*To do*
Beneath this sentence is a set of records; write each of them out exactly.

*Task material*
------------------------------------

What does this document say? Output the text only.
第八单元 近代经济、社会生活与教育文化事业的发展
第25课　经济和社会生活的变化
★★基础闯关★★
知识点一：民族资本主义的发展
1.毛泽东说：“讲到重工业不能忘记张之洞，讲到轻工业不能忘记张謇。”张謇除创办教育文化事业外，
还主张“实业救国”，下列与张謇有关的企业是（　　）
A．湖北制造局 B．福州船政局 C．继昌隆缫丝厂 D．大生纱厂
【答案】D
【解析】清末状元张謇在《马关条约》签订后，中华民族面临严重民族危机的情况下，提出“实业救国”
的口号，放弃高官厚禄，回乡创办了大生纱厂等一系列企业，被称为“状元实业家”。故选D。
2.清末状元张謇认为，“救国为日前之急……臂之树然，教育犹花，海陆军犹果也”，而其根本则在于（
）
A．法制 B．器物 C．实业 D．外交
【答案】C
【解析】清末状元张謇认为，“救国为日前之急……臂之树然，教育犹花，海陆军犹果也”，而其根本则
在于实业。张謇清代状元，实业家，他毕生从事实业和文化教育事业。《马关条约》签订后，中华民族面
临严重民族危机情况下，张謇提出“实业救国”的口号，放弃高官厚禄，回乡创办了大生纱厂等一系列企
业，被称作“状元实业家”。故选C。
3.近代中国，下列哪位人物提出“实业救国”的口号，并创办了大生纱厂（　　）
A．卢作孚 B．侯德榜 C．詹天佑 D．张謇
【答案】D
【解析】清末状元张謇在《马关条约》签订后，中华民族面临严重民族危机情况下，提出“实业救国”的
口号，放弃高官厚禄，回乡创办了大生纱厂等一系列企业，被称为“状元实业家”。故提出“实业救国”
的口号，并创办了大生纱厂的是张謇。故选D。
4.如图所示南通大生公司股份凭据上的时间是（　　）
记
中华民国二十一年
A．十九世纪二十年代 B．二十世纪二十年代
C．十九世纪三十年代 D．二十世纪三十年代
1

------------------------------------

*Result of this exercise*
What does this document say? Output the text only.
第八单元 近代经济、社会生活与教育文化事业的发展
第25课　经济和社会生活的变化
★★基础闯关★★
知识点一：民族资本主义的发展
1.毛泽东说：“讲到重工业不能忘记张之洞，讲到轻工业不能忘记张謇。”张謇除创办教育文化事业外，
还主张“实业救国”，下列与张謇有关的企业是（　　）
A．湖北制造局 B．福州船政局 C．继昌隆缫丝厂 D．大生纱厂
【答案】D
【解析】清末状元张謇在《马关条约》签订后，中华民族面临严重民族危机的情况下，提出“实业救国”
的口号，放弃高官厚禄，回乡创办了大生纱厂等一系列企业，被称为“状元实业家”。故选D。
2.清末状元张謇认为，“救国为日前之急……臂之树然，教育犹花，海陆军犹果也”，而其根本则在于（
）
A．法制 B．器物 C．实业 D．外交
【答案】C
【解析】清末状元张謇认为，“救国为日前之急……臂之树然，教育犹花，海陆军犹果也”，而其根本则
在于实业。张謇清代状元，实业家，他毕生从事实业和文化教育事业。《马关条约》签订后，中华民族面
临严重民族危机情况下，张謇提出“实业救国”的口号，放弃高官厚禄，回乡创办了大生纱厂等一系列企
业，被称作“状元实业家”。故选C。
3.近代中国，下列哪位人物提出“实业救国”的口号，并创办了大生纱厂（　　）
A．卢作孚 B．侯德榜 C．詹天佑 D．张謇
【答案】D
【解析】清末状元张謇在《马关条约》签订后，中华民族面临严重民族危机情况下，提出“实业救国”的
口号，放弃高官厚禄，回乡创办了大生纱厂等一系列企业，被称为“状元实业家”。故提出“实业救国”
的口号，并创办了大生纱厂的是张謇。故选D。
4.如图所示南通大生公司股份凭据上的时间是（　　）
记
中华民国二十一年
A．十九世纪二十年代 B．二十世纪二十年代
C．十九世纪三十年代 D．二十世纪三十年代
1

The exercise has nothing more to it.